Write out the listing below exactly, and omit any images you find in it.

(Data excerpts)

══════════════════════════════

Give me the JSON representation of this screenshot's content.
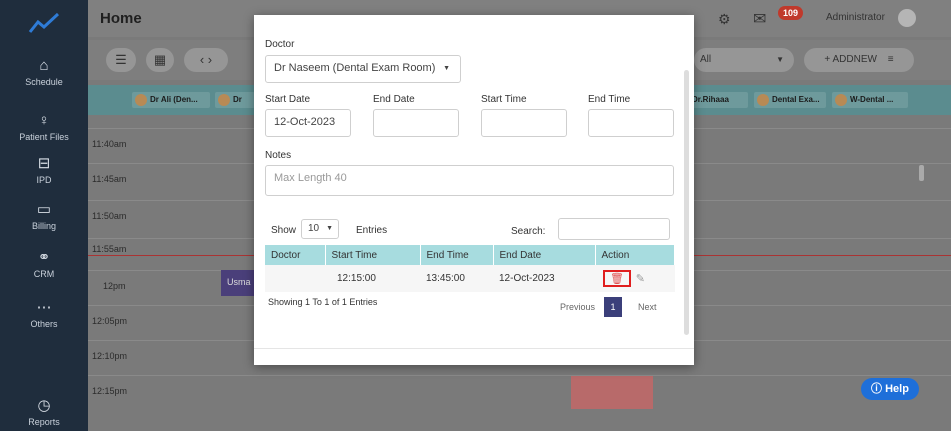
{
  "sidebar": {
    "items": [
      {
        "label": "Schedule",
        "icon": "home-icon"
      },
      {
        "label": "Patient Files",
        "icon": "person-icon"
      },
      {
        "label": "IPD",
        "icon": "bed-icon"
      },
      {
        "label": "Billing",
        "icon": "billing-icon"
      },
      {
        "label": "CRM",
        "icon": "crm-icon"
      },
      {
        "label": "Others",
        "icon": "more-icon"
      },
      {
        "label": "Reports",
        "icon": "reports-icon"
      }
    ]
  },
  "header": {
    "title": "Home",
    "notification_count": "109",
    "user": "Administrator"
  },
  "toolbar": {
    "filter_value": "All",
    "add_new_label": "+ ADDNEW"
  },
  "doctor_columns": [
    "Dr Ali (Den...",
    "Dr",
    "Dr.Rihaaa",
    "Dental Exa...",
    "W-Dental ..."
  ],
  "time_slots": [
    "11:40am",
    "11:45am",
    "11:50am",
    "11:55am",
    "12pm",
    "12:05pm",
    "12:10pm",
    "12:15pm"
  ],
  "appointment_label": "Usma",
  "modal": {
    "doctor_label": "Doctor",
    "doctor_value": "Dr Naseem (Dental Exam Room)",
    "start_date_label": "Start Date",
    "start_date_value": "12-Oct-2023",
    "end_date_label": "End Date",
    "start_time_label": "Start Time",
    "end_time_label": "End Time",
    "notes_label": "Notes",
    "notes_placeholder": "Max Length 40",
    "show_label": "Show",
    "entries_value": "10",
    "entries_label": "Entries",
    "search_label": "Search:",
    "columns": [
      "Doctor",
      "Start Time",
      "End Time",
      "End Date",
      "Action"
    ],
    "rows": [
      {
        "doctor": "",
        "start_time": "12:15:00",
        "end_time": "13:45:00",
        "end_date": "12-Oct-2023"
      }
    ],
    "showing_text": "Showing 1 To 1 of 1 Entries",
    "prev_label": "Previous",
    "page": "1",
    "next_label": "Next"
  },
  "help_label": "Help"
}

══════════════════════════════

[RESULT]
Give me the JSON representation of this screenshot's content.
{
  "sidebar": {
    "items": [
      {
        "label": "Schedule",
        "icon": "home-icon"
      },
      {
        "label": "Patient Files",
        "icon": "person-icon"
      },
      {
        "label": "IPD",
        "icon": "bed-icon"
      },
      {
        "label": "Billing",
        "icon": "billing-icon"
      },
      {
        "label": "CRM",
        "icon": "crm-icon"
      },
      {
        "label": "Others",
        "icon": "more-icon"
      },
      {
        "label": "Reports",
        "icon": "reports-icon"
      }
    ]
  },
  "header": {
    "title": "Home",
    "notification_count": "109",
    "user": "Administrator"
  },
  "toolbar": {
    "filter_value": "All",
    "add_new_label": "+ ADDNEW"
  },
  "doctor_columns": [
    "Dr Ali (Den...",
    "Dr",
    "Dr.Rihaaa",
    "Dental Exa...",
    "W-Dental ..."
  ],
  "time_slots": [
    "11:40am",
    "11:45am",
    "11:50am",
    "11:55am",
    "12pm",
    "12:05pm",
    "12:10pm",
    "12:15pm"
  ],
  "appointment_label": "Usma",
  "modal": {
    "doctor_label": "Doctor",
    "doctor_value": "Dr Naseem (Dental Exam Room)",
    "start_date_label": "Start Date",
    "start_date_value": "12-Oct-2023",
    "end_date_label": "End Date",
    "start_time_label": "Start Time",
    "end_time_label": "End Time",
    "notes_label": "Notes",
    "notes_placeholder": "Max Length 40",
    "show_label": "Show",
    "entries_value": "10",
    "entries_label": "Entries",
    "search_label": "Search:",
    "columns": [
      "Doctor",
      "Start Time",
      "End Time",
      "End Date",
      "Action"
    ],
    "rows": [
      {
        "doctor": "",
        "start_time": "12:15:00",
        "end_time": "13:45:00",
        "end_date": "12-Oct-2023"
      }
    ],
    "showing_text": "Showing 1 To 1 of 1 Entries",
    "prev_label": "Previous",
    "page": "1",
    "next_label": "Next"
  },
  "help_label": "Help"
}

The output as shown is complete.